=== Short problem ===
In the listing that follows, how many lines contain "SALADA"? Give the number only.

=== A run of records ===
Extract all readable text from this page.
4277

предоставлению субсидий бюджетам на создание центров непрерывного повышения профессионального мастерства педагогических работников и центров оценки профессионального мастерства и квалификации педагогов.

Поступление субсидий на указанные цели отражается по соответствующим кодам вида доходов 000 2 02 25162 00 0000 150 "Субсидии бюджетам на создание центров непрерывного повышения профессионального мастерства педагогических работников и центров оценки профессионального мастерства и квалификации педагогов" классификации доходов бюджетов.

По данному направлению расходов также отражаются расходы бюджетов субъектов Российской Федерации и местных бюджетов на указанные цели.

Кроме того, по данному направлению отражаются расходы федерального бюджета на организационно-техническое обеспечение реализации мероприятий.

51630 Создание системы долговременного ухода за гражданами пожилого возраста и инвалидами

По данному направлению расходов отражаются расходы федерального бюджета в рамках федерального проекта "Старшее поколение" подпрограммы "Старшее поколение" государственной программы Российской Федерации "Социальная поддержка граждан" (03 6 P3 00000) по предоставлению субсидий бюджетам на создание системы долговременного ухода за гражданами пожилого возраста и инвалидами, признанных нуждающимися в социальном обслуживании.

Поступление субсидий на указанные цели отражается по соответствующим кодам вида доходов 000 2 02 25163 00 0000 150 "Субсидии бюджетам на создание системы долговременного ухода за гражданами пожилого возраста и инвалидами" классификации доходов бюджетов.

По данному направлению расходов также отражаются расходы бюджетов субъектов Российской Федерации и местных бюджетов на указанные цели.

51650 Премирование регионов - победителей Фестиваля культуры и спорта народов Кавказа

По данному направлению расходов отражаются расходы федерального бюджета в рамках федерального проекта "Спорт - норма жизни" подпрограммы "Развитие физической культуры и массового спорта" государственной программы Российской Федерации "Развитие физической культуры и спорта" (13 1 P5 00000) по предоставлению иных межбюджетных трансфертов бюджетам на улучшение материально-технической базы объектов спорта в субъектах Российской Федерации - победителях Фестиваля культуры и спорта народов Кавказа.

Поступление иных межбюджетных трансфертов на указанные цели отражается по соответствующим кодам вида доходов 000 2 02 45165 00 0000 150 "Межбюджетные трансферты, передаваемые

--

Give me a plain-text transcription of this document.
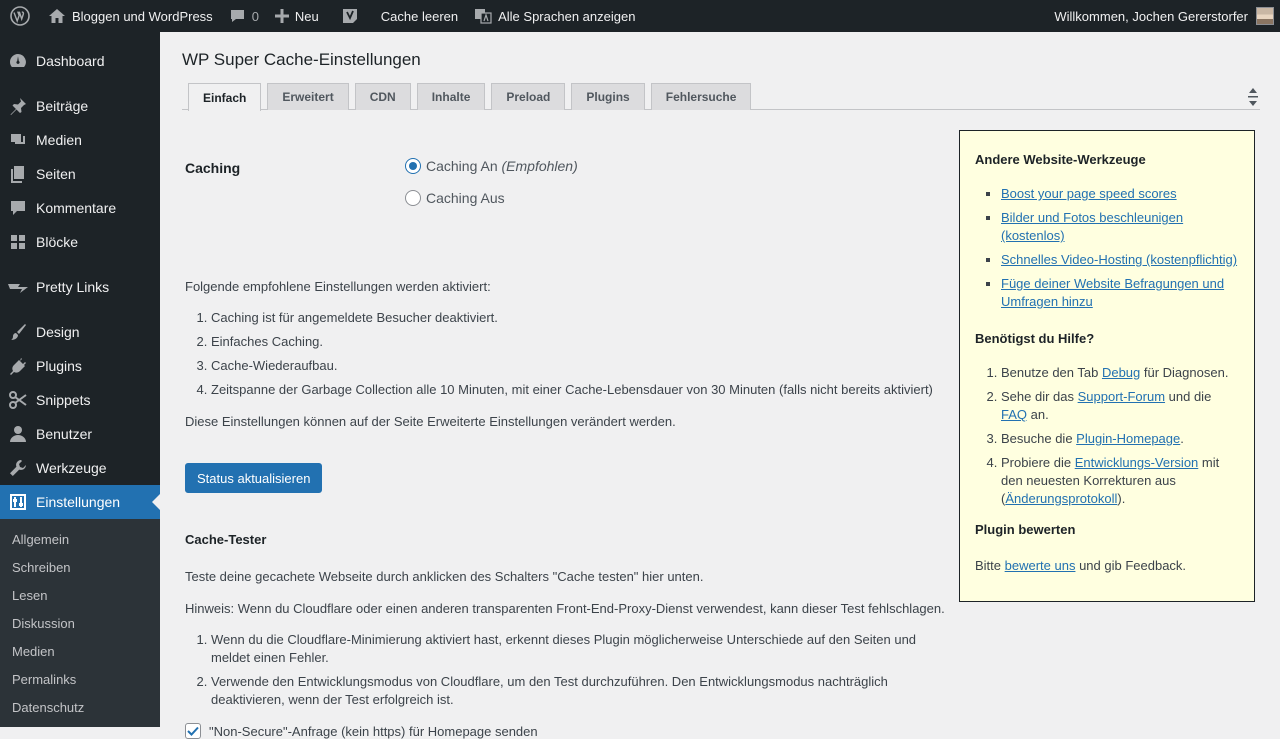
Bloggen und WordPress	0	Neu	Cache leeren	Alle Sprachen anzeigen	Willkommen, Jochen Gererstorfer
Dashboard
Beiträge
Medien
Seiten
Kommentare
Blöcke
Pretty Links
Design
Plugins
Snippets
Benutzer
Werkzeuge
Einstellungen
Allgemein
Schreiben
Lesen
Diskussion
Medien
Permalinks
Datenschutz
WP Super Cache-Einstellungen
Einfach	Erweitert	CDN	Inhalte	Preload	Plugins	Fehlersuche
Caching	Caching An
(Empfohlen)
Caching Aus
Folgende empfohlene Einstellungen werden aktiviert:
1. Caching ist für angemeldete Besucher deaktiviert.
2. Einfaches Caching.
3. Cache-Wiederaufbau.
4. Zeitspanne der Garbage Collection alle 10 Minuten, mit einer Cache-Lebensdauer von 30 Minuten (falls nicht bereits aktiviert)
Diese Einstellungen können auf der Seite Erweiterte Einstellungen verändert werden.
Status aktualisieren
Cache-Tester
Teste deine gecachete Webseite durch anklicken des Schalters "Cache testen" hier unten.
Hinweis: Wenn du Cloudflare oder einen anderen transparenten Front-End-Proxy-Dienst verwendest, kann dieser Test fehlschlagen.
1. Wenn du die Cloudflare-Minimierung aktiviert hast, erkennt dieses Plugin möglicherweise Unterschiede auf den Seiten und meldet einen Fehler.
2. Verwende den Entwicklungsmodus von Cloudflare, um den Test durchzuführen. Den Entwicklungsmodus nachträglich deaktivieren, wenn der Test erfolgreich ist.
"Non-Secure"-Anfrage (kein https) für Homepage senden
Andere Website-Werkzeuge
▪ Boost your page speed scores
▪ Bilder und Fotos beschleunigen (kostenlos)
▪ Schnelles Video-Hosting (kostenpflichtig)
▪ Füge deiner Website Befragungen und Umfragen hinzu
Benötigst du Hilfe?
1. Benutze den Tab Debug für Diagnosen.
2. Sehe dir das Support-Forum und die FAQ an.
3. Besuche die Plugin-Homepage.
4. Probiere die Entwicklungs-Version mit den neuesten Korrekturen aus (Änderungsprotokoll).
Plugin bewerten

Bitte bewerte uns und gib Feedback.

...

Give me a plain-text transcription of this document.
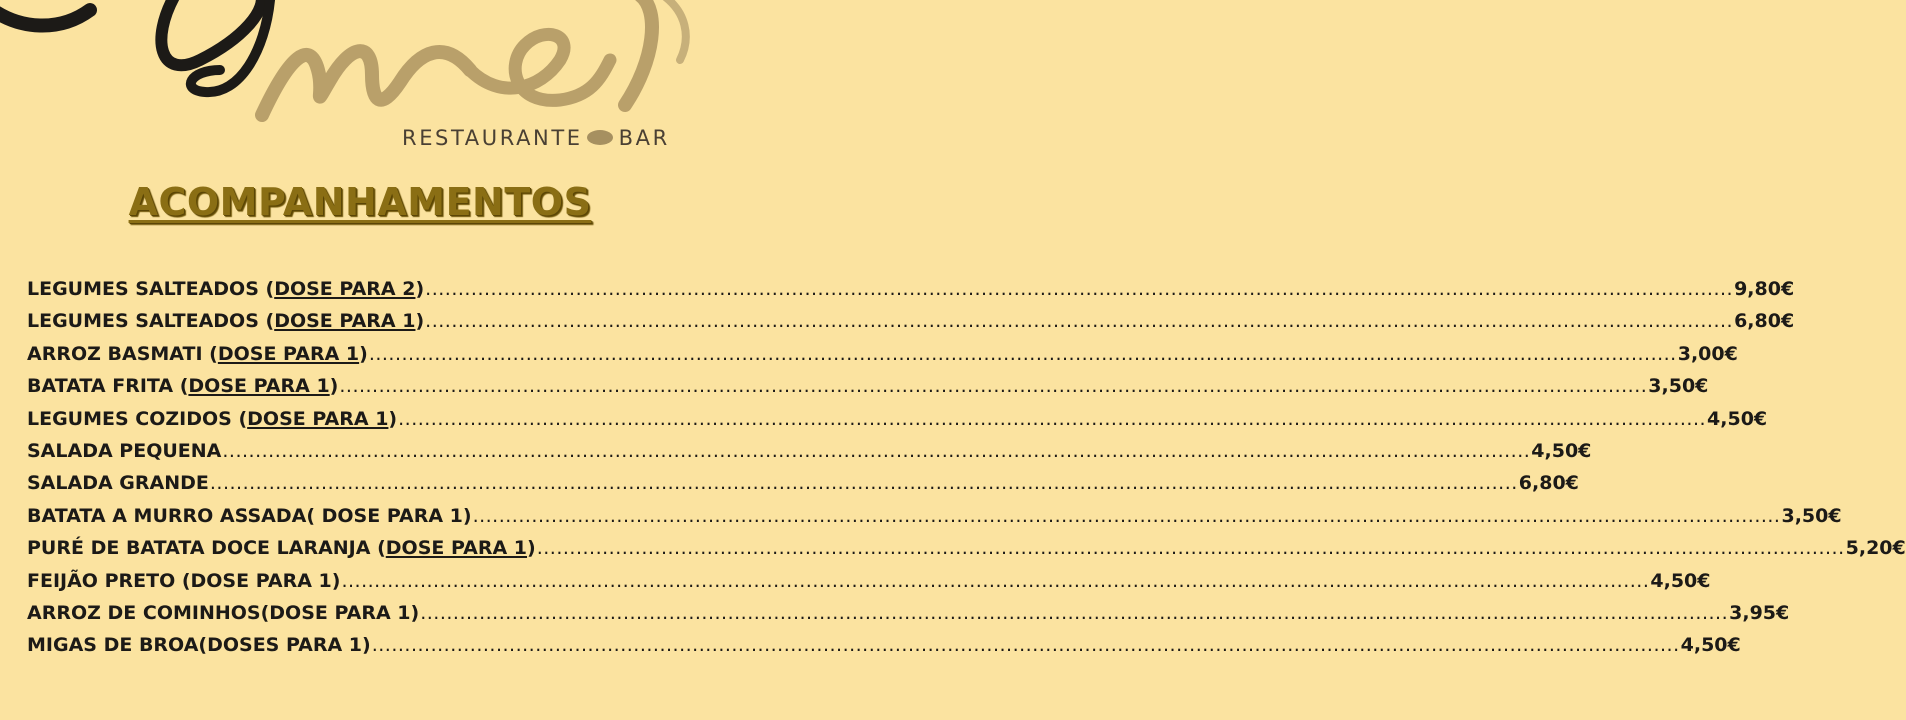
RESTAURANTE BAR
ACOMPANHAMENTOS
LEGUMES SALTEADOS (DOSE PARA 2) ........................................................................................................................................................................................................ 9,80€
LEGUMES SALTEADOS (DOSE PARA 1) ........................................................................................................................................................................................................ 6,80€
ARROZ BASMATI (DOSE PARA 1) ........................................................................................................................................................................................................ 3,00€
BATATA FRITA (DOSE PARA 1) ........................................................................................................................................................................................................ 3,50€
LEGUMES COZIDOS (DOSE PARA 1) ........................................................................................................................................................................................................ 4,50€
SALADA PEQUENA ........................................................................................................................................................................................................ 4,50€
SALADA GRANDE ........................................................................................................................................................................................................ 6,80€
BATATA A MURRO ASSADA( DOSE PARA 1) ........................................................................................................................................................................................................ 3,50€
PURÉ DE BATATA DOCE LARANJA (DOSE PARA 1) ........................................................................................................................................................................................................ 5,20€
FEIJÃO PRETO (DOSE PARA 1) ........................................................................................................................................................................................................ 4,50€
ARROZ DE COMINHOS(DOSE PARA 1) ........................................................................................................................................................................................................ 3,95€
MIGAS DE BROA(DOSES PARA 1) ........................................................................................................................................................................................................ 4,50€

=== Exercise solution ===
2